Dataset rows:
──────────────────────────────
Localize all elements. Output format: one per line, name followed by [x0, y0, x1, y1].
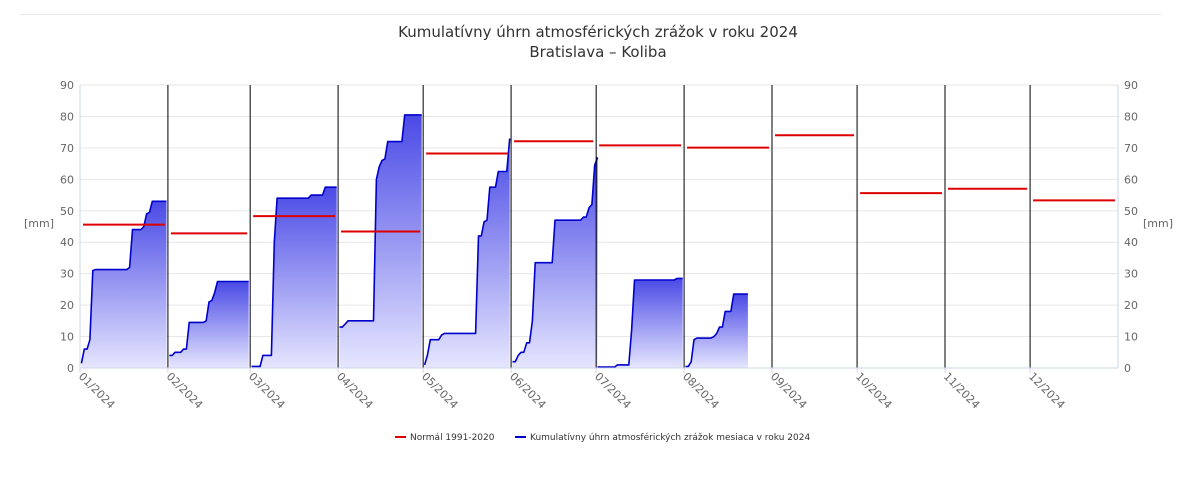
y-tick-label-right: 20 — [1124, 299, 1138, 312]
cumulative-line-month-1 — [80, 200, 167, 364]
chart-title: Kumulatívny úhrn atmosférických zrážok v… — [398, 23, 798, 41]
y-tick-label-right: 80 — [1124, 110, 1138, 123]
y-tick-label-left: 60 — [60, 173, 74, 186]
y-tick-label-right: 10 — [1124, 331, 1138, 344]
y-tick-label-right: 0 — [1124, 362, 1131, 375]
x-tick-label: 07/2024 — [592, 370, 634, 412]
cumulative-line-month-7 — [597, 277, 683, 368]
x-tick-label: 08/2024 — [680, 370, 722, 412]
chart-subtitle: Bratislava – Koliba — [529, 43, 666, 61]
cumulative-line-month-2 — [169, 280, 249, 357]
legend-label-normal: Normál 1991-2020 — [410, 433, 495, 443]
y-tick-label-left: 30 — [60, 268, 74, 281]
x-tick-label: 02/2024 — [164, 370, 206, 412]
cumulative-area-month-7 — [597, 278, 683, 368]
y-tick-label-left: 70 — [60, 142, 74, 155]
y-tick-label-left: 10 — [60, 331, 74, 344]
cumulative-line-month-3 — [251, 186, 337, 368]
cumulative-line-month-6 — [512, 157, 599, 363]
y-tick-label-left: 90 — [60, 79, 74, 92]
y-tick-label-left: 50 — [60, 205, 74, 218]
cumulative-line-month-5 — [423, 138, 511, 366]
cumulative-area-month-8 — [685, 294, 748, 368]
y-axis-left: 0 10 20 30 40 50 60 70 80 90 — [60, 79, 81, 375]
cumulative-line-month-4 — [339, 114, 422, 328]
y-tick-label-left: 20 — [60, 299, 74, 312]
legend-item-cumulative[interactable]: Kumulatívny úhrn atmosférických zrážok m… — [515, 432, 810, 443]
y-tick-label-left: 80 — [60, 110, 74, 123]
legend[interactable]: Normál 1991-2020 Kumulatívny úhrn atmosf… — [395, 432, 810, 443]
normal-lines — [83, 134, 1115, 235]
cumulative-areas — [80, 114, 748, 369]
x-axis: 01/2024 02/2024 03/2024 04/2024 05/2024 06/20… — [76, 367, 1118, 412]
legend-item-normal[interactable]: Normál 1991-2020 — [395, 433, 495, 443]
y-tick-label-left: 40 — [60, 236, 74, 249]
y-tick-label-right: 30 — [1124, 268, 1138, 281]
x-tick-label: 10/2024 — [853, 370, 895, 412]
x-tick-label: 11/2024 — [941, 370, 983, 412]
x-tick-label: 05/2024 — [419, 370, 461, 412]
x-tick-label: 06/2024 — [507, 370, 549, 412]
y-tick-label-right: 90 — [1124, 79, 1138, 92]
cumulative-area-month-6 — [512, 157, 598, 368]
y-tick-label-left: 0 — [67, 362, 74, 375]
month-separators — [167, 85, 1031, 368]
y-tick-label-right: 70 — [1124, 142, 1138, 155]
y-axis-right: 0 10 20 30 40 50 60 70 80 90 — [1117, 79, 1138, 375]
cumulative-area-month-3 — [251, 187, 337, 368]
x-tick-label: 12/2024 — [1026, 370, 1068, 412]
cumulative-area-month-5 — [424, 138, 510, 368]
x-tick-label: 01/2024 — [76, 370, 118, 412]
legend-label-cumulative: Kumulatívny úhrn atmosférických zrážok m… — [530, 432, 810, 443]
y-axis-label-right: [mm] — [1143, 217, 1173, 230]
y-tick-label-right: 50 — [1124, 205, 1138, 218]
x-tick-label: 03/2024 — [246, 370, 288, 412]
y-tick-label-right: 60 — [1124, 173, 1138, 186]
cumulative-line-month-8 — [685, 293, 748, 368]
cumulative-area-month-4 — [339, 114, 422, 369]
y-axis-label-left: [mm] — [24, 217, 54, 230]
cumulative-area-month-1 — [81, 201, 167, 368]
x-tick-label: 09/2024 — [768, 370, 810, 412]
y-tick-label-right: 40 — [1124, 236, 1138, 249]
cumulative-area-month-2 — [169, 281, 249, 368]
top-divider — [20, 14, 1161, 15]
x-tick-label: 04/2024 — [334, 370, 376, 412]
──────────────────────────────
- Stated exercise: Gather and copy out each line above that contains the word "Normál".

- Solution for this problem:
legend-label-normal: Normál 1991-2020 — [410, 433, 495, 443]
legend[interactable]: Normál 1991-2020 Kumulatívny úhrn atmosf… — [395, 432, 810, 443]
legend-item-normal[interactable]: Normál 1991-2020 — [395, 433, 495, 443]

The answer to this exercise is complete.